WHAT IS EXPECTED:
Write out the records below word for word, please.

»»

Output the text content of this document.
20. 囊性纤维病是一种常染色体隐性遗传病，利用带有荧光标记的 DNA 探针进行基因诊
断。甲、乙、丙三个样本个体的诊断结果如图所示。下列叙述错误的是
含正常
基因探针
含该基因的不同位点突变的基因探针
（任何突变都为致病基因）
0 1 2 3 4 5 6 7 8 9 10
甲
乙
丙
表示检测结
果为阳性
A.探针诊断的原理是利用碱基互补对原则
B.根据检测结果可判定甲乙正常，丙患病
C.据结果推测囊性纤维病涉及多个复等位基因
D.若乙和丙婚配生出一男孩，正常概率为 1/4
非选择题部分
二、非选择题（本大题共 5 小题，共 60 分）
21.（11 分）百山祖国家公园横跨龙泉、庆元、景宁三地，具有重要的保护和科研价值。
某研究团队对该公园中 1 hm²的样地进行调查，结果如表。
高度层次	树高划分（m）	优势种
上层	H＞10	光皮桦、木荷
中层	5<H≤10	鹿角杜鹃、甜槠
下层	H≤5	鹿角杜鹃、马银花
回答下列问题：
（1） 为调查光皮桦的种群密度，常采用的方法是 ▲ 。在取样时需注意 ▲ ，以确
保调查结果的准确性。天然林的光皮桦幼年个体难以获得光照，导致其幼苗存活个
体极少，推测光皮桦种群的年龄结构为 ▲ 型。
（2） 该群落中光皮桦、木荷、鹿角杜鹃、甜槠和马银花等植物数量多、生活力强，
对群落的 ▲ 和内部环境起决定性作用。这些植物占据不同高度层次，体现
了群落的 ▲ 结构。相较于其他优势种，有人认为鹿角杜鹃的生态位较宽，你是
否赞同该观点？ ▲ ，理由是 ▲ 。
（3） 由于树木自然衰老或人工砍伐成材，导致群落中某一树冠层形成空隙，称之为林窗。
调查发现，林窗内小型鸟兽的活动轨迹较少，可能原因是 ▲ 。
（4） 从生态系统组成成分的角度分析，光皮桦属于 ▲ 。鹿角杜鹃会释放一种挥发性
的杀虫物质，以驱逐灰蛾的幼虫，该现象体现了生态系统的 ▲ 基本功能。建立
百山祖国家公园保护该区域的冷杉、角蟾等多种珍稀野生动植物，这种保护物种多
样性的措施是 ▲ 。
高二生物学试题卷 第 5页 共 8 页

««

RESPONSE BELOW:
Output the text content of this document.
20. 囊性纤维病是一种常染色体隐性遗传病，利用带有荧光标记的 DNA 探针进行基因诊
断。甲、乙、丙三个样本个体的诊断结果如图所示。下列叙述错误的是
含正常
基因探针
含该基因的不同位点突变的基因探针
（任何突变都为致病基因）
0 1 2 3 4 5 6 7 8 9 10
甲
乙
丙
表示检测结
果为阳性
A.探针诊断的原理是利用碱基互补对原则
B.根据检测结果可判定甲乙正常，丙患病
C.据结果推测囊性纤维病涉及多个复等位基因
D.若乙和丙婚配生出一男孩，正常概率为 1/4
非选择题部分
二、非选择题（本大题共 5 小题，共 60 分）
21.（11 分）百山祖国家公园横跨龙泉、庆元、景宁三地，具有重要的保护和科研价值。
某研究团队对该公园中 1 hm²的样地进行调查，结果如表。
高度层次	树高划分（m）	优势种
上层	H＞10	光皮桦、木荷
中层	5<H≤10	鹿角杜鹃、甜槠
下层	H≤5	鹿角杜鹃、马银花
回答下列问题：
（1） 为调查光皮桦的种群密度，常采用的方法是 ▲ 。在取样时需注意 ▲ ，以确
保调查结果的准确性。天然林的光皮桦幼年个体难以获得光照，导致其幼苗存活个
体极少，推测光皮桦种群的年龄结构为 ▲ 型。
（2） 该群落中光皮桦、木荷、鹿角杜鹃、甜槠和马银花等植物数量多、生活力强，
对群落的 ▲ 和内部环境起决定性作用。这些植物占据不同高度层次，体现
了群落的 ▲ 结构。相较于其他优势种，有人认为鹿角杜鹃的生态位较宽，你是
否赞同该观点？ ▲ ，理由是 ▲ 。
（3） 由于树木自然衰老或人工砍伐成材，导致群落中某一树冠层形成空隙，称之为林窗。
调查发现，林窗内小型鸟兽的活动轨迹较少，可能原因是 ▲ 。
（4） 从生态系统组成成分的角度分析，光皮桦属于 ▲ 。鹿角杜鹃会释放一种挥发性
的杀虫物质，以驱逐灰蛾的幼虫，该现象体现了生态系统的 ▲ 基本功能。建立
百山祖国家公园保护该区域的冷杉、角蟾等多种珍稀野生动植物，这种保护物种多
样性的措施是 ▲ 。
高二生物学试题卷 第 5页 共 8 页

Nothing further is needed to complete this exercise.